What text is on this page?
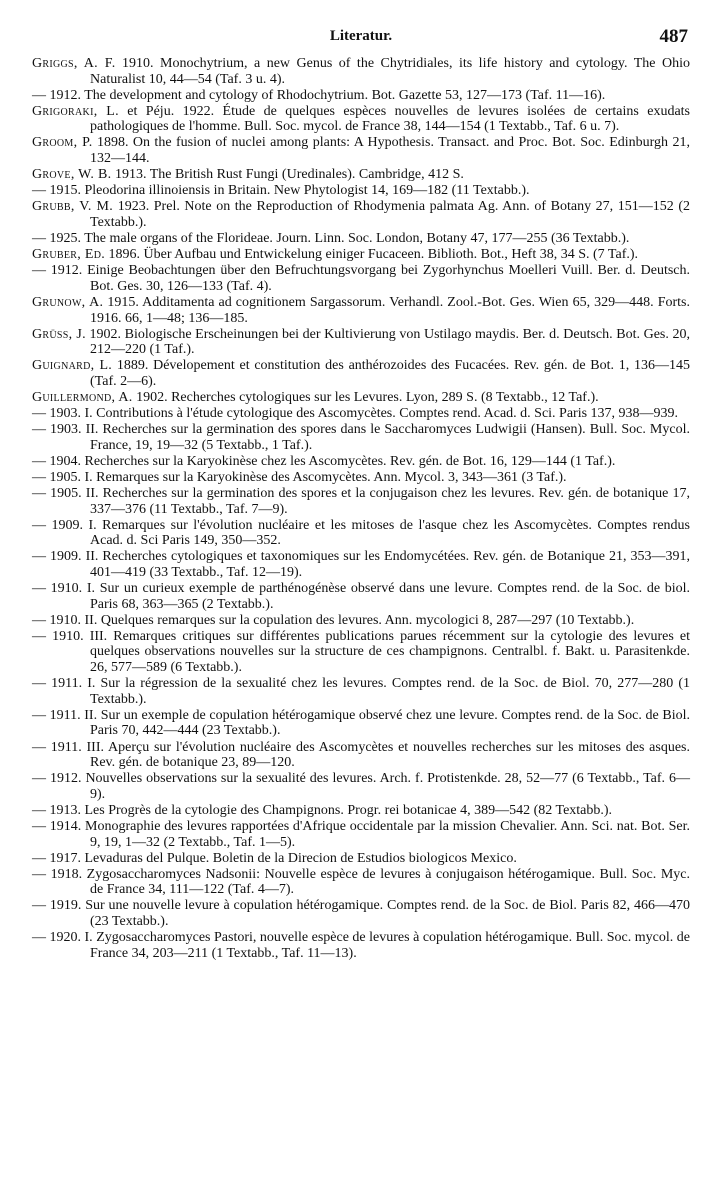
Literatur.	487

Griggs, A. F. 1910. Monochytrium, a new Genus of the Chytridiales, its life history and cytology. The Ohio Naturalist 10, 44—54 (Taf. 3 u. 4).

— 1912. The development and cytology of Rhodochytrium. Bot. Gazette 53, 127—173 (Taf. 11—16).

Grigoraki, L. et Péju. 1922. Étude de quelques espèces nouvelles de levures isolées de certains exudats pathologiques de l'homme. Bull. Soc. mycol. de France 38, 144—154 (1 Textabb., Taf. 6 u. 7).

Groom, P. 1898. On the fusion of nuclei among plants: A Hypothesis. Transact. and Proc. Bot. Soc. Edinburgh 21, 132—144.

Grove, W. B. 1913. The British Rust Fungi (Uredinales). Cambridge, 412 S.

— 1915. Pleodorina illinoiensis in Britain. New Phytologist 14, 169—182 (11 Textabb.).

Grubb, V. M. 1923. Prel. Note on the Reproduction of Rhodymenia palmata Ag. Ann. of Botany 27, 151—152 (2 Textabb.).

— 1925. The male organs of the Florideae. Journ. Linn. Soc. London, Botany 47, 177—255 (36 Textabb.).

Gruber, Ed. 1896. Über Aufbau und Entwickelung einiger Fucaceen. Biblioth. Bot., Heft 38, 34 S. (7 Taf.).

— 1912. Einige Beobachtungen über den Befruchtungsvorgang bei Zygorhynchus Moelleri Vuill. Ber. d. Deutsch. Bot. Ges. 30, 126—133 (Taf. 4).

Grunow, A. 1915. Additamenta ad cognitionem Sargassorum. Verhandl. Zool.-Bot. Ges. Wien 65, 329—448. Forts. 1916. 66, 1—48; 136—185.

Grüss, J. 1902. Biologische Erscheinungen bei der Kultivierung von Ustilago maydis. Ber. d. Deutsch. Bot. Ges. 20, 212—220 (1 Taf.).

Guignard, L. 1889. Dévelopement et constitution des anthérozoides des Fucacées. Rev. gén. de Bot. 1, 136—145 (Taf. 2—6).

Guillermond, A. 1902. Recherches cytologiques sur les Levures. Lyon, 289 S. (8 Textabb., 12 Taf.).

— 1903. I. Contributions à l'étude cytologique des Ascomycètes. Comptes rend. Acad. d. Sci. Paris 137, 938—939.

— 1903. II. Recherches sur la germination des spores dans le Saccharomyces Ludwigii (Hansen). Bull. Soc. Mycol. France, 19, 19—32 (5 Textabb., 1 Taf.).

— 1904. Recherches sur la Karyokinèse chez les Ascomycètes. Rev. gén. de Bot. 16, 129—144 (1 Taf.).

— 1905. I. Remarques sur la Karyokinèse des Ascomycètes. Ann. Mycol. 3, 343—361 (3 Taf.).

— 1905. II. Recherches sur la germination des spores et la conjugaison chez les levures. Rev. gén. de botanique 17, 337—376 (11 Textabb., Taf. 7—9).

— 1909. I. Remarques sur l'évolution nucléaire et les mitoses de l'asque chez les Ascomycètes. Comptes rendus Acad. d. Sci Paris 149, 350—352.

— 1909. II. Recherches cytologiques et taxonomiques sur les Endomycétées. Rev. gén. de Botanique 21, 353—391, 401—419 (33 Textabb., Taf. 12—19).

— 1910. I. Sur un curieux exemple de parthénogénèse observé dans une levure. Comptes rend. de la Soc. de biol. Paris 68, 363—365 (2 Textabb.).

— 1910. II. Quelques remarques sur la copulation des levures. Ann. mycologici 8, 287—297 (10 Textabb.).

— 1910. III. Remarques critiques sur différentes publications parues récemment sur la cytologie des levures et quelques observations nouvelles sur la structure de ces champignons. Centralbl. f. Bakt. u. Parasitenkde. 26, 577—589 (6 Textabb.).

— 1911. I. Sur la régression de la sexualité chez les levures. Comptes rend. de la Soc. de Biol. 70, 277—280 (1 Textabb.).

— 1911. II. Sur un exemple de copulation hétérogamique observé chez une levure. Comptes rend. de la Soc. de Biol. Paris 70, 442—444 (23 Textabb.).

— 1911. III. Aperçu sur l'évolution nucléaire des Ascomycètes et nouvelles recherches sur les mitoses des asques. Rev. gén. de botanique 23, 89—120.

— 1912. Nouvelles observations sur la sexualité des levures. Arch. f. Protistenkde. 28, 52—77 (6 Textabb., Taf. 6—9).

— 1913. Les Progrès de la cytologie des Champignons. Progr. rei botanicae 4, 389—542 (82 Textabb.).

— 1914. Monographie des levures rapportées d'Afrique occidentale par la mission Chevalier. Ann. Sci. nat. Bot. Ser. 9, 19, 1—32 (2 Textabb., Taf. 1—5).

— 1917. Levaduras del Pulque. Boletin de la Direcion de Estudios biologicos Mexico.

— 1918. Zygosaccharomyces Nadsonii: Nouvelle espèce de levures à conjugaison hétérogamique. Bull. Soc. Myc. de France 34, 111—122 (Taf. 4—7).

— 1919. Sur une nouvelle levure à copulation hétérogamique. Comptes rend. de la Soc. de Biol. Paris 82, 466—470 (23 Textabb.).

— 1920. I. Zygosaccharomyces Pastori, nouvelle espèce de levures à copulation hétérogamique. Bull. Soc. mycol. de France 34, 203—211 (1 Textabb., Taf. 11—13).
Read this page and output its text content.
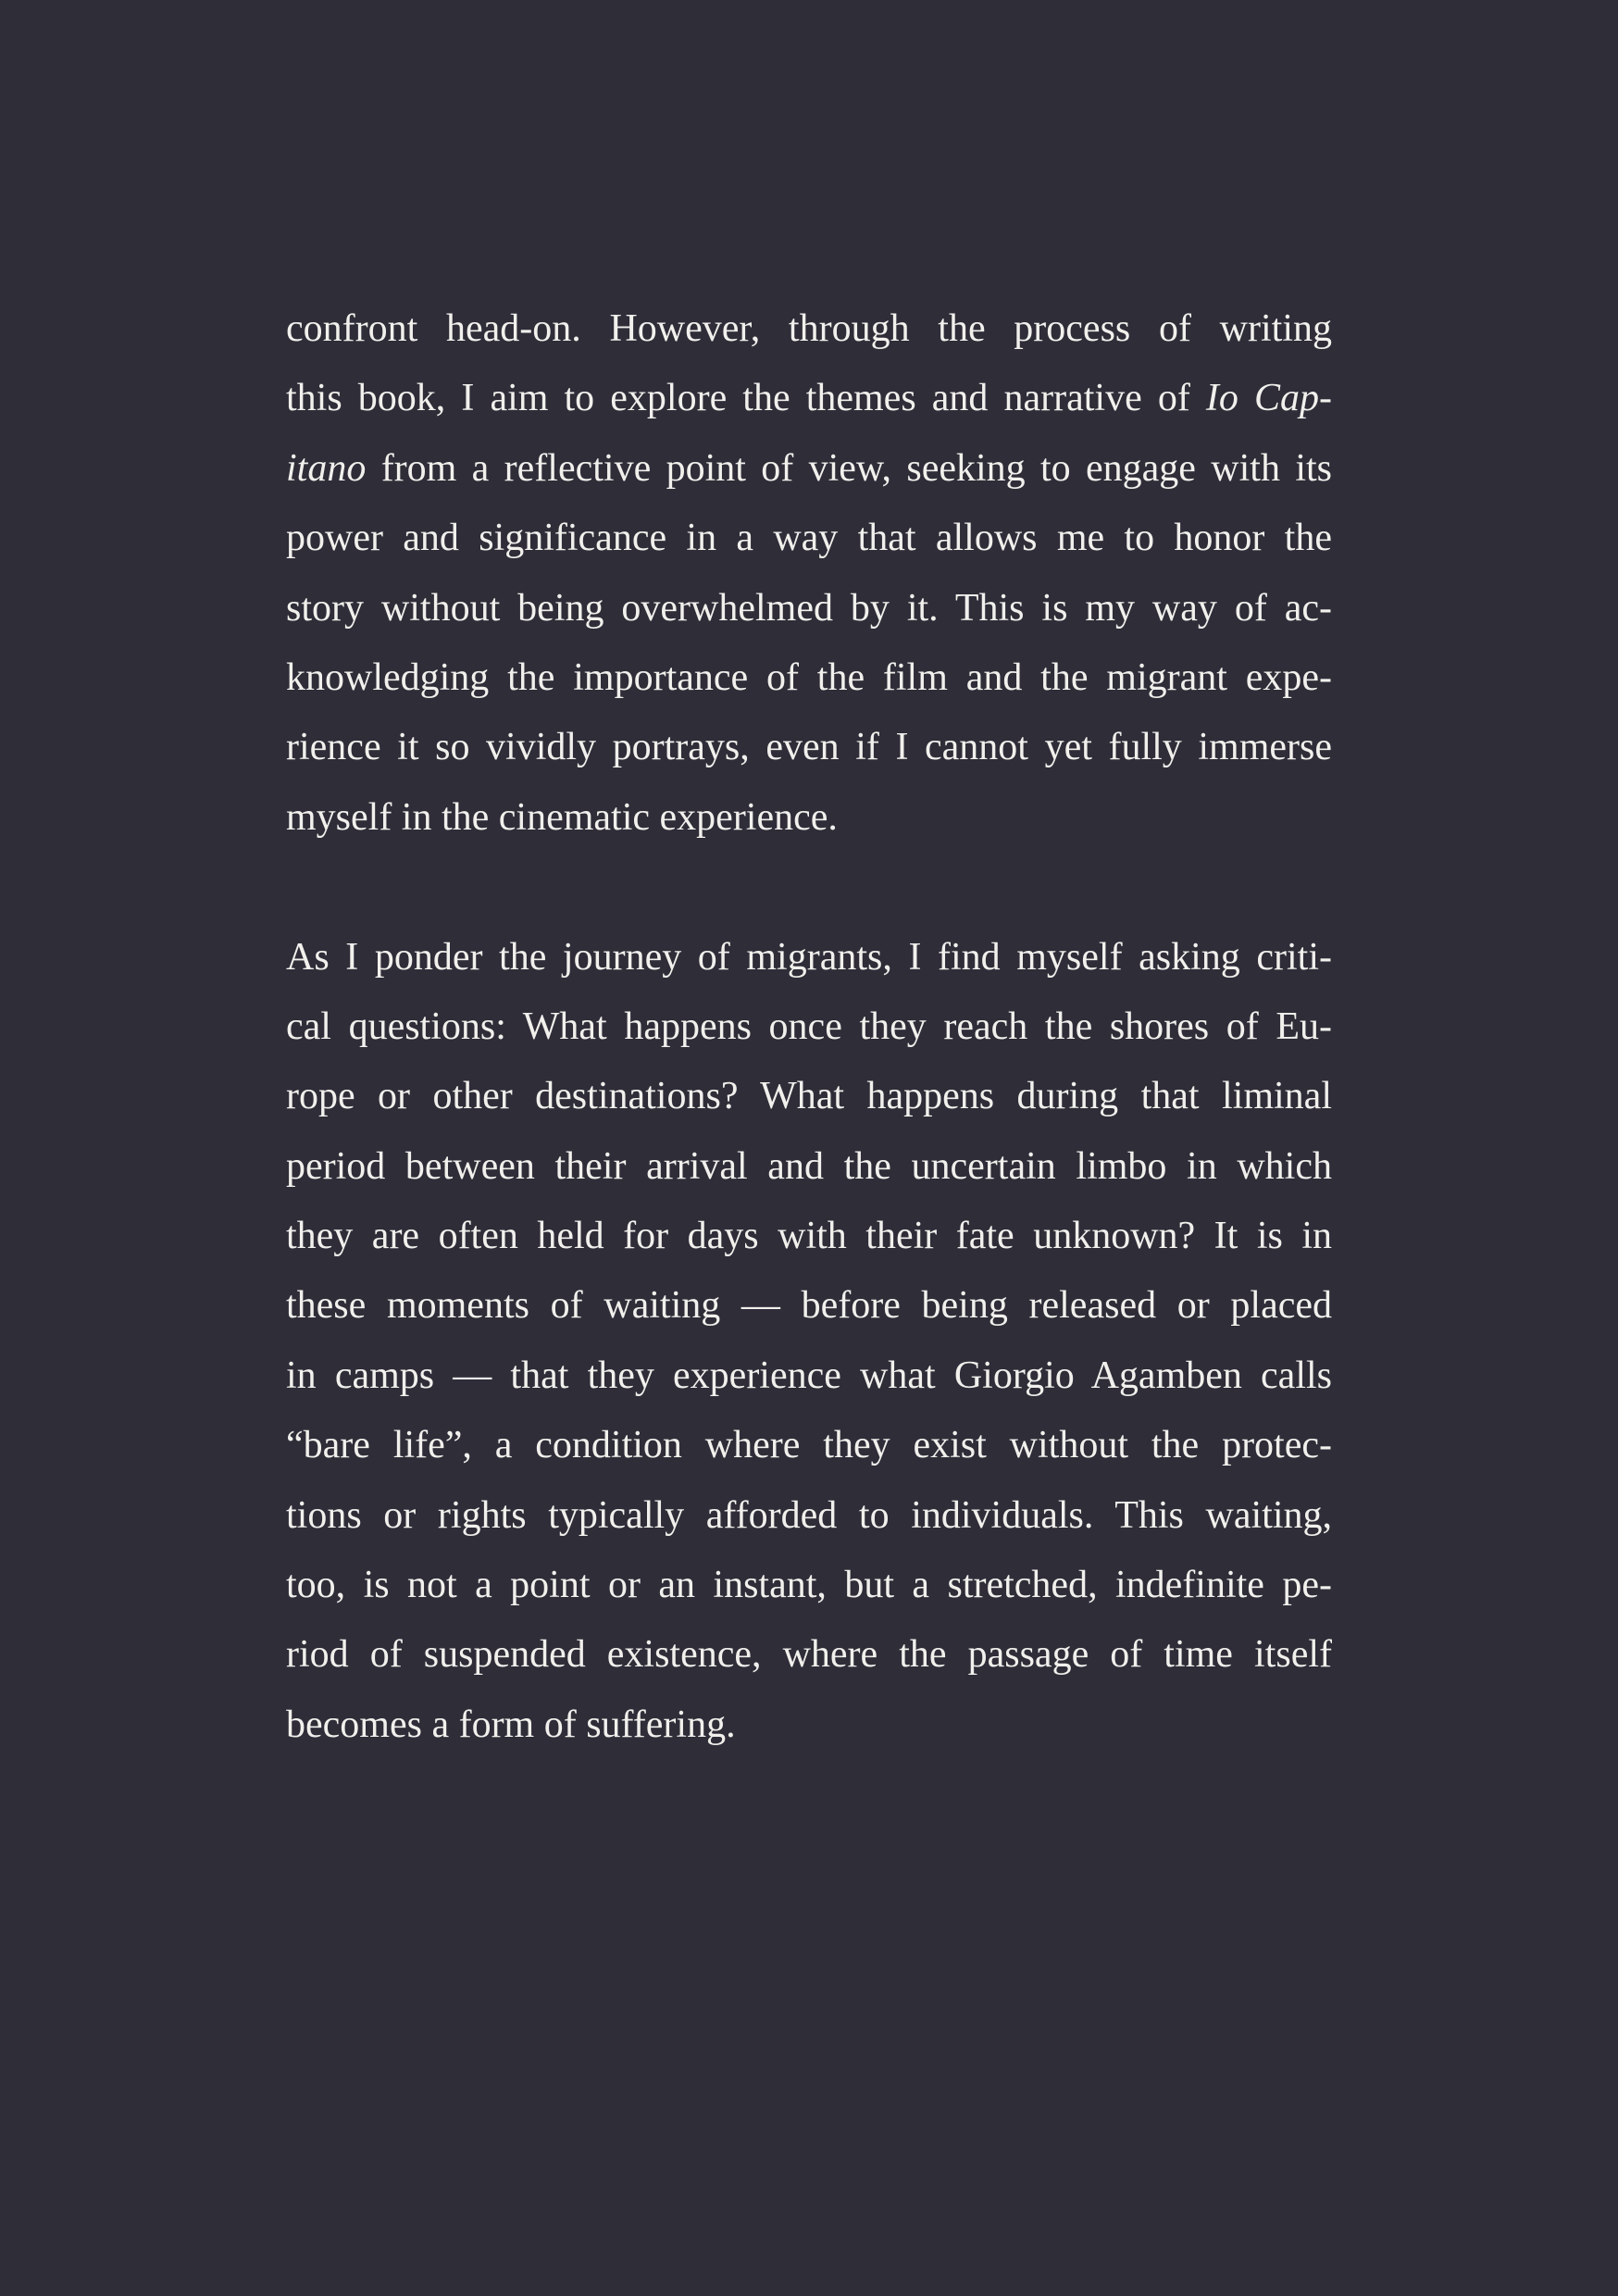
confront head-on. However, through the process of writing
this book, I aim to explore the themes and narrative of Io Cap-
itano from a reflective point of view, seeking to engage with its
power and significance in a way that allows me to honor the
story without being overwhelmed by it. This is my way of ac-
knowledging the importance of the film and the migrant expe-
rience it so vividly portrays, even if I cannot yet fully immerse
myself in the cinematic experience.
As I ponder the journey of migrants, I find myself asking criti-
cal questions: What happens once they reach the shores of Eu-
rope or other destinations? What happens during that liminal
period between their arrival and the uncertain limbo in which
they are often held for days with their fate unknown? It is in
these moments of waiting — before being released or placed
in camps — that they experience what Giorgio Agamben calls
“bare life”, a condition where they exist without the protec-
tions or rights typically afforded to individuals. This waiting,
too, is not a point or an instant, but a stretched, indefinite pe-
riod of suspended existence, where the passage of time itself
becomes a form of suffering.
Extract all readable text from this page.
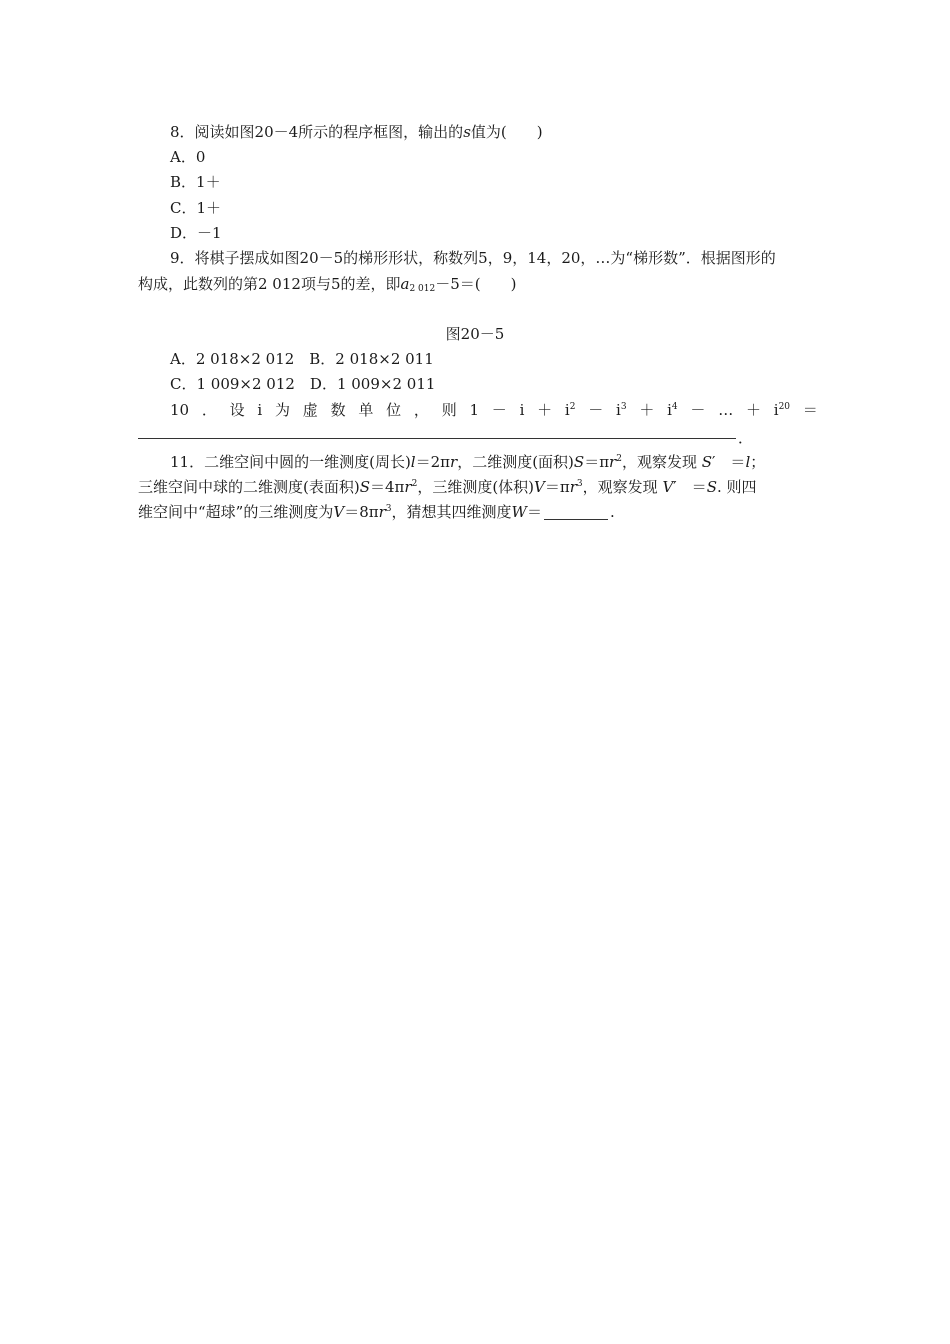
8．阅读如图20－4所示的程序框图，输出的s值为(　　)
A．0
B．1＋
C．1＋
D．－1
9．将棋子摆成如图20－5的梯形形状，称数列5，9，14，20，…为“梯形数”．根据图形的
构成，此数列的第2 012项与5的差，即$a_{2 012}-5=$(　　)
图20－5
A．2 018×2 012　B．2 018×2 011
C．1 009×2 012　D．1 009×2 011
10 ． 设 i 为 虚 数 单 位 ， 则 $1 - i + i^2 - i^3 + i^4$ － … ＋ $i^{20}$ ＝
．
11．二维空间中圆的一维测度(周长)l＝2πr，二维测度(面积)$S=\pi r^2$，观察发现 S′　＝l；
三维空间中球的二维测度(表面积)$S=4\pi r^2$，三维测度(体积)$V=\pi r^3$，观察发现 V′　＝S. 则四
维空间中“超球”的三维测度为$V=8\pi r^3$，猜想其四维测度W＝	.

========================================================================

■ OBJECTIVE
Locate all lines holding the word "cytologiques", then copy them out.

■ FINAL RESULT
Guillermond, A. 1902. Recherches cytologiques sur les Levures. Lyon, 289 S. (8 Textabb., 12 Taf.).
— 1909. II. Recherches cytologiques et taxonomiques sur les Endomycétées. Rev. gén. de Botanique 21, 353—391, 401—419 (33 Textabb., Taf. 12—19).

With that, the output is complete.